* [Task requirements]
**a)** Answer these about the message below, marking each answer (i), (ii), (iii):
(i) Who sent the message, and on what date?
(ii) Which city and year does the writer ask the reader to picture?
(iii) Which revolution does the writer suggest studying?
**b)** In the message below, shorten the paragraph beginning "Imagine St. Petersburg in 1917" and keep its main facts.
**c)** Print the part of the message below that opens with the words containing "The problem *was*" and closes with "revolution).".

* [Passage]

From: Lee Corbin (lcorbin@tsoft.com)
Date: Fri Aug 01 2003 - 12:03:35 MDT
Robert writes
> On Thu, 31 Jul 2003, Damien Broderick wrote:
>
> > and then to Rafal:
> >
> > >Do you think that you might have been a follower of Lenin in
> > >the early days?
>
> Rafal may be better qualified to comment on this than I...
> but... The problem was not Lenin so much as Stalin.
Well, (and I do not think my question contained any
discourtesy), there is a danger in adhering to highly
ambitious schemes having to do with highly complex
systems.
Imagine St. Petersburg in 1917, put yourself back there.
Given all the evil and corruption in the Czar's
regime, it would have seemed to many that a worker's
paradise could be established if only the idealists
could seize power. The remarkable thing was that
some people were living at the time who knew better,
or at least sensed it.
The problem *was* Lenin and his complete revolution.
(That he himself developed in the early 20's into a
Stalin and was succeeded by a Stalin is easily
predictable (just study the course of the French
revolution).
> Having seen first hand what the Russian "collective"

* [Source excerpt]
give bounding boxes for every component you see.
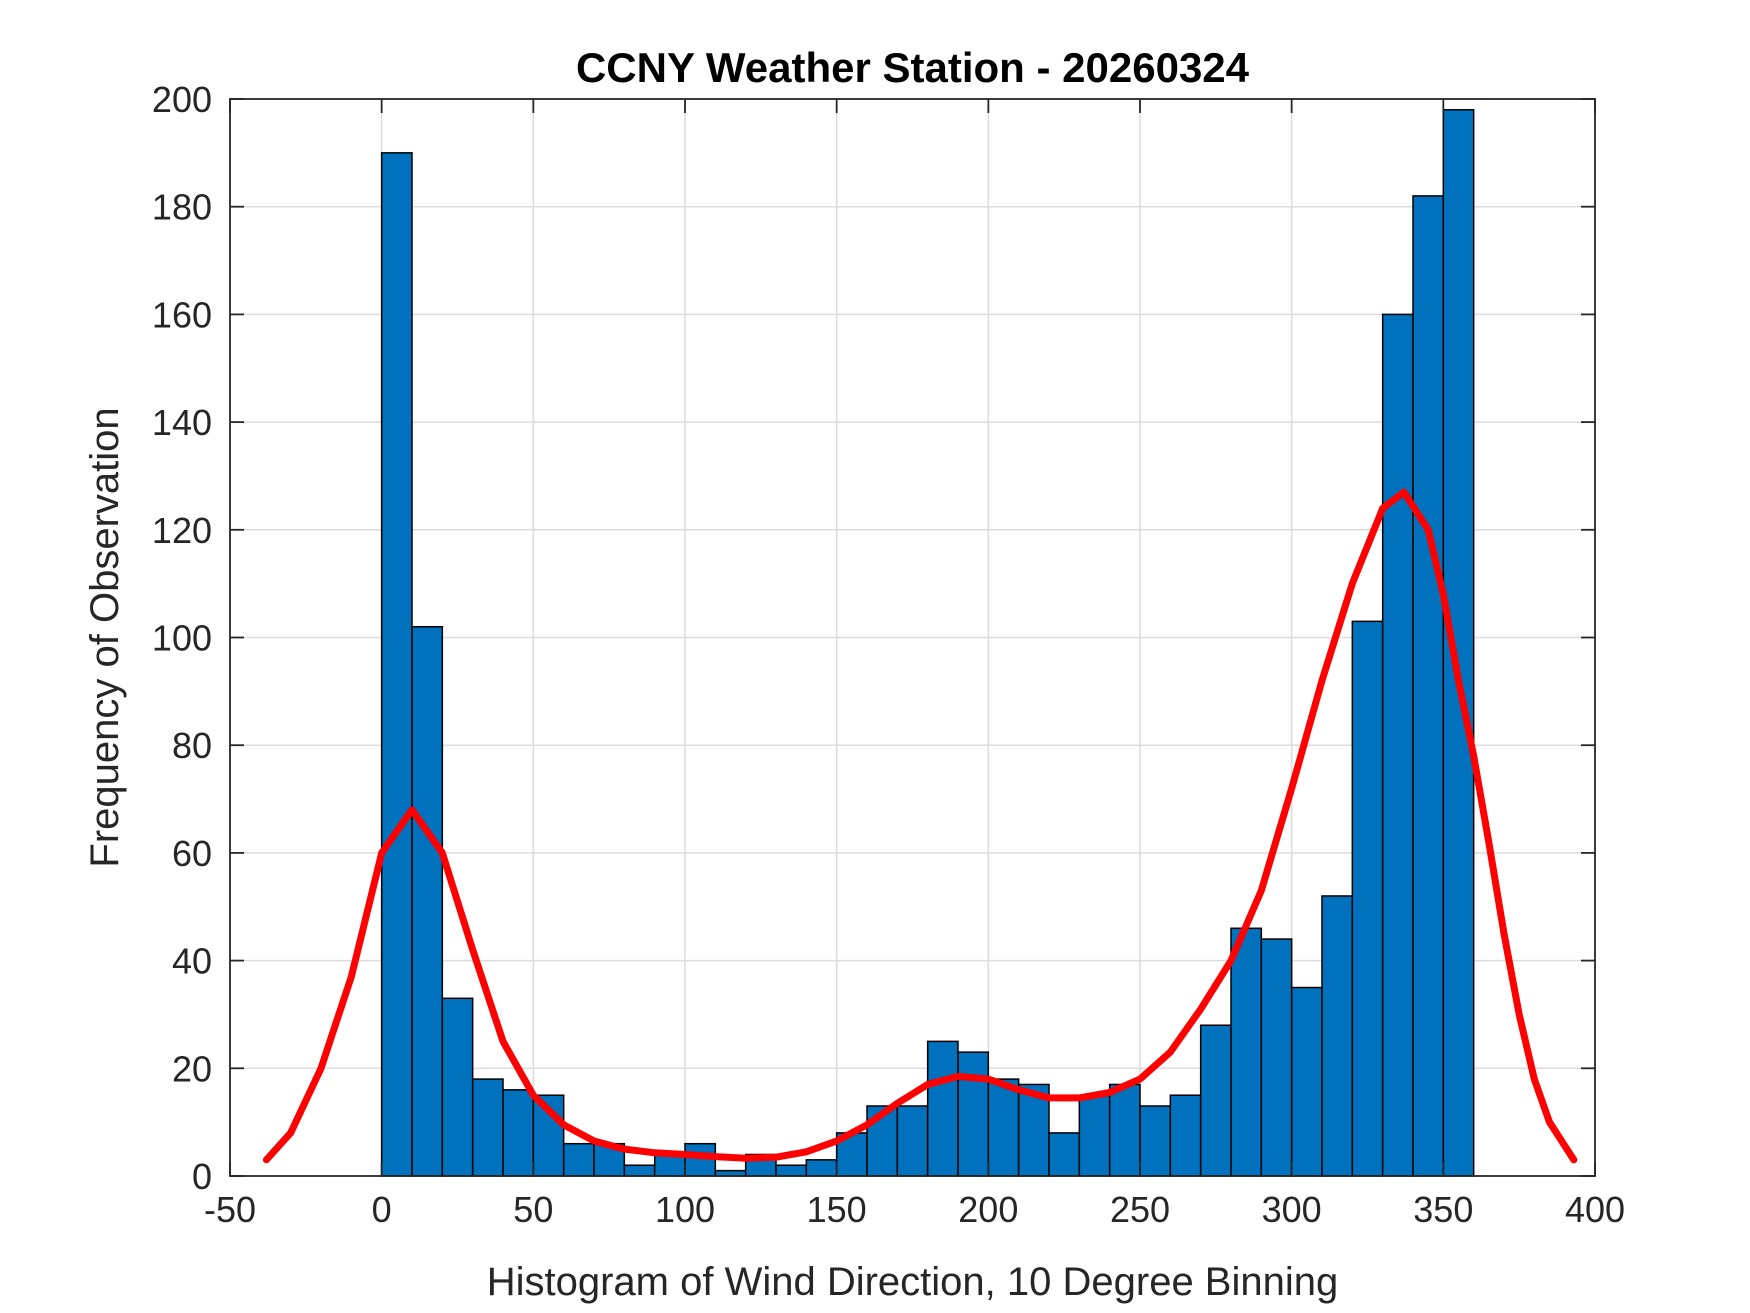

* [Expected responses]
**a)**
(i) Lee Corbin, on Friday, August 1, 2003.
(ii) St. Petersburg in 1917.
(iii) The French revolution.

**b)** Picture St. Petersburg in 1917. The Czar's regime was evil and corrupt, so many people would have believed that a worker's paradise could be built if the idealists seized power. Remarkably, some people at the time knew better, or at least sensed it.

**c)**
The problem *was* Lenin and his complete revolution.
(That he himself developed in the early 20's into a
Stalin and was succeeded by a Stalin is easily
predictable (just study the course of the French
revolution).